### PROVIDED RECORDS
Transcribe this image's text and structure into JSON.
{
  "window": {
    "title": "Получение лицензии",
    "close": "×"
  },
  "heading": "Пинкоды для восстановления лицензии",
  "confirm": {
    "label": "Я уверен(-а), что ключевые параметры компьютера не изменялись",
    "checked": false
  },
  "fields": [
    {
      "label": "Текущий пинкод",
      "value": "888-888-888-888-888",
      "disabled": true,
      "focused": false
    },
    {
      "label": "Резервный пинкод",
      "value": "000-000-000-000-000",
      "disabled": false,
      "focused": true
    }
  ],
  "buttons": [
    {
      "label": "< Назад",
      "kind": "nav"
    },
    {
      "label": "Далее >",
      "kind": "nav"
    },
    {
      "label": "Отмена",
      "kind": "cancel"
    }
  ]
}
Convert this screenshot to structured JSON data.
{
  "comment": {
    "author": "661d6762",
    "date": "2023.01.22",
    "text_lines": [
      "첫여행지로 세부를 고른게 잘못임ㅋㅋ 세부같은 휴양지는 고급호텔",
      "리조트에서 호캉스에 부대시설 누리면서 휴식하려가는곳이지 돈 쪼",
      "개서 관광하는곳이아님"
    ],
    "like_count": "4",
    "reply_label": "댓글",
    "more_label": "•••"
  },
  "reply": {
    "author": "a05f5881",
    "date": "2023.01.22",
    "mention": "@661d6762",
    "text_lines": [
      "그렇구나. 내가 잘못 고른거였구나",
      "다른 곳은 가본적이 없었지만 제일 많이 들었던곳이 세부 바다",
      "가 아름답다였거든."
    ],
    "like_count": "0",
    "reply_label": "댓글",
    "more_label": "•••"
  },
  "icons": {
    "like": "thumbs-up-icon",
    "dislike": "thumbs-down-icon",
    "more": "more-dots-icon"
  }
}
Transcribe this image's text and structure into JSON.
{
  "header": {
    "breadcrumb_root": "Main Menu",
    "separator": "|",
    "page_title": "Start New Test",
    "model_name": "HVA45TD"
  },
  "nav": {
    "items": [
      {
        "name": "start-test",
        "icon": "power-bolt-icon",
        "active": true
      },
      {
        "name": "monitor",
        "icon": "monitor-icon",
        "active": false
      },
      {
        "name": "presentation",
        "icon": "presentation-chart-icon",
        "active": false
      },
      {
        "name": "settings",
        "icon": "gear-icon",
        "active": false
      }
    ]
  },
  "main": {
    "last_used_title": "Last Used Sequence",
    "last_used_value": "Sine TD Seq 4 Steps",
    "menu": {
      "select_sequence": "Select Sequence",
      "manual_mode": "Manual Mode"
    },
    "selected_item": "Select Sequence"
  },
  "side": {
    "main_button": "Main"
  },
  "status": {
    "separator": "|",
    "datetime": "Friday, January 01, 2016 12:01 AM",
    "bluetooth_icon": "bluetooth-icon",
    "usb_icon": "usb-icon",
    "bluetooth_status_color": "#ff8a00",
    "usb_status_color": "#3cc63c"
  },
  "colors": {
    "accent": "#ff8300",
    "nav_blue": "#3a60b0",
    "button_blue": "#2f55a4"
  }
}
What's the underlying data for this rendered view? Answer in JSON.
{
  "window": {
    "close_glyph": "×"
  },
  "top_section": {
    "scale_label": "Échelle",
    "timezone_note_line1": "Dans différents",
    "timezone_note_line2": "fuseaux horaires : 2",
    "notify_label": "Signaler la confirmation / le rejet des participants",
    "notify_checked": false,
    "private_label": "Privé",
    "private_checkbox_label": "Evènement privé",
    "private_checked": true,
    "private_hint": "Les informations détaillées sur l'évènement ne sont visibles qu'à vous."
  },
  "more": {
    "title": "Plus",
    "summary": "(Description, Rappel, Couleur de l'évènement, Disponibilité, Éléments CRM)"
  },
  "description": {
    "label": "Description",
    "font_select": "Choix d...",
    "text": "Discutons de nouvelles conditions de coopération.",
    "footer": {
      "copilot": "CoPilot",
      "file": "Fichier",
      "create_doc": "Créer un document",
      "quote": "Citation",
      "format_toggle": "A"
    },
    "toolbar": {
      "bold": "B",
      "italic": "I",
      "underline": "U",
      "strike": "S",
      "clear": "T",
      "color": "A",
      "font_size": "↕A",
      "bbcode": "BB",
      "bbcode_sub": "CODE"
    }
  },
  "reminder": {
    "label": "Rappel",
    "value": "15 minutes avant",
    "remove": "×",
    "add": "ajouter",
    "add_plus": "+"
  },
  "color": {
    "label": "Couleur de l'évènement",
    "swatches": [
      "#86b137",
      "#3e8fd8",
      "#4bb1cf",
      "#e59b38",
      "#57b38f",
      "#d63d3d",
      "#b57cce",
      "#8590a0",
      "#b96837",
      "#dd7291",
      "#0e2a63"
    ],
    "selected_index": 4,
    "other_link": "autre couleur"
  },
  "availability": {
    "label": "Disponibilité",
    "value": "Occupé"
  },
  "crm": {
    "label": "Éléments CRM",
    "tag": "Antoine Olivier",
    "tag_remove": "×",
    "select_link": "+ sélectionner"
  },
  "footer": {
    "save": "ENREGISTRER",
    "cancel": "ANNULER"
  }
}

### YOUR GOAL
Type the whole listing again, unaltered.

### EXERCISE SOLUTION
Transcribe this image's text and structure into JSON.
{
  "window": {
    "title": "Получение лицензии",
    "close": "×"
  },
  "heading": "Пинкоды для восстановления лицензии",
  "confirm": {
    "label": "Я уверен(-а), что ключевые параметры компьютера не изменялись",
    "checked": false
  },
  "fields": [
    {
      "label": "Текущий пинкод",
      "value": "888-888-888-888-888",
      "disabled": true,
      "focused": false
    },
    {
      "label": "Резервный пинкод",
      "value": "000-000-000-000-000",
      "disabled": false,
      "focused": true
    }
  ],
  "buttons": [
    {
      "label": "< Назад",
      "kind": "nav"
    },
    {
      "label": "Далее >",
      "kind": "nav"
    },
    {
      "label": "Отмена",
      "kind": "cancel"
    }
  ]
}
Convert this screenshot to structured JSON data.
{
  "comment": {
    "author": "661d6762",
    "date": "2023.01.22",
    "text_lines": [
      "첫여행지로 세부를 고른게 잘못임ㅋㅋ 세부같은 휴양지는 고급호텔",
      "리조트에서 호캉스에 부대시설 누리면서 휴식하려가는곳이지 돈 쪼",
      "개서 관광하는곳이아님"
    ],
    "like_count": "4",
    "reply_label": "댓글",
    "more_label": "•••"
  },
  "reply": {
    "author": "a05f5881",
    "date": "2023.01.22",
    "mention": "@661d6762",
    "text_lines": [
      "그렇구나. 내가 잘못 고른거였구나",
      "다른 곳은 가본적이 없었지만 제일 많이 들었던곳이 세부 바다",
      "가 아름답다였거든."
    ],
    "like_count": "0",
    "reply_label": "댓글",
    "more_label": "•••"
  },
  "icons": {
    "like": "thumbs-up-icon",
    "dislike": "thumbs-down-icon",
    "more": "more-dots-icon"
  }
}
Transcribe this image's text and structure into JSON.
{
  "header": {
    "breadcrumb_root": "Main Menu",
    "separator": "|",
    "page_title": "Start New Test",
    "model_name": "HVA45TD"
  },
  "nav": {
    "items": [
      {
        "name": "start-test",
        "icon": "power-bolt-icon",
        "active": true
      },
      {
        "name": "monitor",
        "icon": "monitor-icon",
        "active": false
      },
      {
        "name": "presentation",
        "icon": "presentation-chart-icon",
        "active": false
      },
      {
        "name": "settings",
        "icon": "gear-icon",
        "active": false
      }
    ]
  },
  "main": {
    "last_used_title": "Last Used Sequence",
    "last_used_value": "Sine TD Seq 4 Steps",
    "menu": {
      "select_sequence": "Select Sequence",
      "manual_mode": "Manual Mode"
    },
    "selected_item": "Select Sequence"
  },
  "side": {
    "main_button": "Main"
  },
  "status": {
    "separator": "|",
    "datetime": "Friday, January 01, 2016 12:01 AM",
    "bluetooth_icon": "bluetooth-icon",
    "usb_icon": "usb-icon",
    "bluetooth_status_color": "#ff8a00",
    "usb_status_color": "#3cc63c"
  },
  "colors": {
    "accent": "#ff8300",
    "nav_blue": "#3a60b0",
    "button_blue": "#2f55a4"
  }
}
What's the underlying data for this rendered view? Answer in JSON.
{
  "window": {
    "close_glyph": "×"
  },
  "top_section": {
    "scale_label": "Échelle",
    "timezone_note_line1": "Dans différents",
    "timezone_note_line2": "fuseaux horaires : 2",
    "notify_label": "Signaler la confirmation / le rejet des participants",
    "notify_checked": false,
    "private_label": "Privé",
    "private_checkbox_label": "Evènement privé",
    "private_checked": true,
    "private_hint": "Les informations détaillées sur l'évènement ne sont visibles qu'à vous."
  },
  "more": {
    "title": "Plus",
    "summary": "(Description, Rappel, Couleur de l'évènement, Disponibilité, Éléments CRM)"
  },
  "description": {
    "label": "Description",
    "font_select": "Choix d...",
    "text": "Discutons de nouvelles conditions de coopération.",
    "footer": {
      "copilot": "CoPilot",
      "file": "Fichier",
      "create_doc": "Créer un document",
      "quote": "Citation",
      "format_toggle": "A"
    },
    "toolbar": {
      "bold": "B",
      "italic": "I",
      "underline": "U",
      "strike": "S",
      "clear": "T",
      "color": "A",
      "font_size": "↕A",
      "bbcode": "BB",
      "bbcode_sub": "CODE"
    }
  },
  "reminder": {
    "label": "Rappel",
    "value": "15 minutes avant",
    "remove": "×",
    "add": "ajouter",
    "add_plus": "+"
  },
  "color": {
    "label": "Couleur de l'évènement",
    "swatches": [
      "#86b137",
      "#3e8fd8",
      "#4bb1cf",
      "#e59b38",
      "#57b38f",
      "#d63d3d",
      "#b57cce",
      "#8590a0",
      "#b96837",
      "#dd7291",
      "#0e2a63"
    ],
    "selected_index": 4,
    "other_link": "autre couleur"
  },
  "availability": {
    "label": "Disponibilité",
    "value": "Occupé"
  },
  "crm": {
    "label": "Éléments CRM",
    "tag": "Antoine Olivier",
    "tag_remove": "×",
    "select_link": "+ sélectionner"
  },
  "footer": {
    "save": "ENREGISTRER",
    "cancel": "ANNULER"
  }
}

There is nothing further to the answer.